* _作業指示 A_
次の(i)〜(iii)が下の映画祭の記事と合っているかどうか、それぞれ「はい」か「いいえ」で答え、判断の根拠となる記事中の語句をそのまま引用してください。
(i) 映画祭の最終日には、新人監督を発掘するためのコンペティションが行われた。
(ii) 映画「漫画誕生」のDVDはすでに発売されている。
(iii) 小林未季さんはさいたま市の出身である。
* _作業指示 B_
下の映画祭の記事で、北沢楽天の菩提寺として挙げられている寺の名前を答えよ。

「第1回SAITAMAなんとか映画祭」が3月20日・21日、さいたま市内の複数会場で開催された。
「SAITAMAなんとか映画祭」のMOVIXさいたま会場で上映された映画「漫画誕生」
さいたま市の地元有志らが立ち上げた地域活性・住民参加型の同映画祭。地元有志と大宮区出身の漫画家・北沢楽天の半生を描いた映画「漫画誕生」の製作会社が大宮ロケで出会ったことをきっかけに映画祭を企画した。新型コロナウイルス感染防止のため、検温や消毒などの対策を実施しての開催となった。
会場となったのは大宮区のソニックシティ小ホール、まるまるひがしにほん、MOVIXさいたまの3カ所。「漫画誕生」や「映画クレヨンしんちゃん 突撃!ラクガキングダムとほど四人の勇者」など、埼玉県にゆかりのある映画の上映会などを各会場で開催した。各会場ではプログラムごとにゲストを招き、トークショーや生演奏を行った。最終日には新人監督の発掘に向けたコンペティションを開催した。
21日にMOVIXさいたまで上映された「漫画誕生」の会場には、日本初の職業漫画家でさいたま市名誉市民第一号である北沢楽天に興味を持つ映画愛好者らが市内外から足を運んだ。来場した狭山市の60代女性は「奥が深く、面白い映画だった。北沢楽天についてもっと知りたくなった」と感想を話した。
映画プロデューサーの田村昌裕さんは同作品の見どころについて「全編を埼玉県内で撮影している。楽天の菩提寺である東光寺をはじめ、氷川神社、清水園、岩槻の各所など特にさいたま市内が多く、地元の方々に楽しんで見ていただけるのでは」と紹介している。田村さんによると、今後は埼玉県内のホール上映などを行っていく予定で、配信、DVD発売も計画中だという。
上映後のゲストトークでは、蕨市出身のシンガー・ソングライター兼作曲家の小林未季さんが映画に関連する曲「あなたを想ってる~いのから楽天へ~」を歌い上げた。来場者は小林さんの歌声にじっと聞き入り、大きな拍手を送った。
実行委員会副会長でイラストレーター兼漫画家のあらい太朗さんは映画祭を振り返り「コロナ禍の中、よく開催できたと思う。映画の面白さを表側裏側といろいろな角度から知ることができて、ますます映画を好きになった」と話し、「次回以降、この面白さをもっと共有できるイベントに育て、SAITAMAの新名物として定着させたい」と意欲を見せている。

* _データ抜粋_
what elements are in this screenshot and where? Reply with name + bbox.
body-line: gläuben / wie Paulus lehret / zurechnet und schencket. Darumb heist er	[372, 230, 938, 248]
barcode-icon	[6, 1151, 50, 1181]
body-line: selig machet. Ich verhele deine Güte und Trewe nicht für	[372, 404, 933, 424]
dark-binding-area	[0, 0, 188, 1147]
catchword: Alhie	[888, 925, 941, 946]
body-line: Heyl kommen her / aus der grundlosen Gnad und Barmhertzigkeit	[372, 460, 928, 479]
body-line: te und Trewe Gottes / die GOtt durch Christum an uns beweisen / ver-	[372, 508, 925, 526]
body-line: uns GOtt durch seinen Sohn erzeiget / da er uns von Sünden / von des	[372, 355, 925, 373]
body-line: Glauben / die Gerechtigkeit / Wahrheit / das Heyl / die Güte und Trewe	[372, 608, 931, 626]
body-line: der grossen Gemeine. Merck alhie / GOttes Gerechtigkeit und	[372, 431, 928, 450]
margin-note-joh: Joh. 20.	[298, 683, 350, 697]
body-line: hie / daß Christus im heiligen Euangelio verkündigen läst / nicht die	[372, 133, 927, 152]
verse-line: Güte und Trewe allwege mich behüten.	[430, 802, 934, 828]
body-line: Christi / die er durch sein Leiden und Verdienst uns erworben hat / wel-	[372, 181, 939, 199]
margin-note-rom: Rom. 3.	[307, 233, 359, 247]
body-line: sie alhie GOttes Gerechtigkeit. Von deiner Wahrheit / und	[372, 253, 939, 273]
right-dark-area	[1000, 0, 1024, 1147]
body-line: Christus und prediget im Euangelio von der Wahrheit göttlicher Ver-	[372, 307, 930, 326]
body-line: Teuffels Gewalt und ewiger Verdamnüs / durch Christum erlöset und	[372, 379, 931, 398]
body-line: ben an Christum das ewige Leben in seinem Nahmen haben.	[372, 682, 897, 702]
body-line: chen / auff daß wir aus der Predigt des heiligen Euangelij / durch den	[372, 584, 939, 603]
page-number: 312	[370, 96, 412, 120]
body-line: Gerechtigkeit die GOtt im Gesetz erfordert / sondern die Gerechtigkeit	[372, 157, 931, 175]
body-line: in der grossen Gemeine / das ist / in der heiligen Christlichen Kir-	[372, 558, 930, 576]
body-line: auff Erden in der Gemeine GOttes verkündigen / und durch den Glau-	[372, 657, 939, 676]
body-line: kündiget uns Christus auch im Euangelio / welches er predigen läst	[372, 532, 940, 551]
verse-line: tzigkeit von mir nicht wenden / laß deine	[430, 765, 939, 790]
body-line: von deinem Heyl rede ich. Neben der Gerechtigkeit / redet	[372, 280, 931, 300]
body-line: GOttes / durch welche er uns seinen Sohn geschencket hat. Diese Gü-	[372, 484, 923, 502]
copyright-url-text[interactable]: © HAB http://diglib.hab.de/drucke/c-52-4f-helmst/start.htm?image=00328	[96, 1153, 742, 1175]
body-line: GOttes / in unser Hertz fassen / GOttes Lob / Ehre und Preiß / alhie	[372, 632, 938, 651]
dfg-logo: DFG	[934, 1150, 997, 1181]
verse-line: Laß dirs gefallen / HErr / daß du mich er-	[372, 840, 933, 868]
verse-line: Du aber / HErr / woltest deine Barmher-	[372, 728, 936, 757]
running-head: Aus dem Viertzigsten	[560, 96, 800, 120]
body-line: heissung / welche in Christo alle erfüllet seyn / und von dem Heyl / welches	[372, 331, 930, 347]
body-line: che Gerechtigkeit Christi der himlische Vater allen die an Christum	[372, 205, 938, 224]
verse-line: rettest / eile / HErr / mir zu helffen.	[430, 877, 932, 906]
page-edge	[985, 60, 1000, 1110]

* _解答 A_
(i) はい。「最終日には新人監督の発掘に向けたコンペティションを開催した」
(ii) いいえ。「配信、DVD発売も計画中だという」
(iii) いいえ。「蕨市出身のシンガー・ソングライター兼作曲家の小林未季さん」

* _解答 B_
東光寺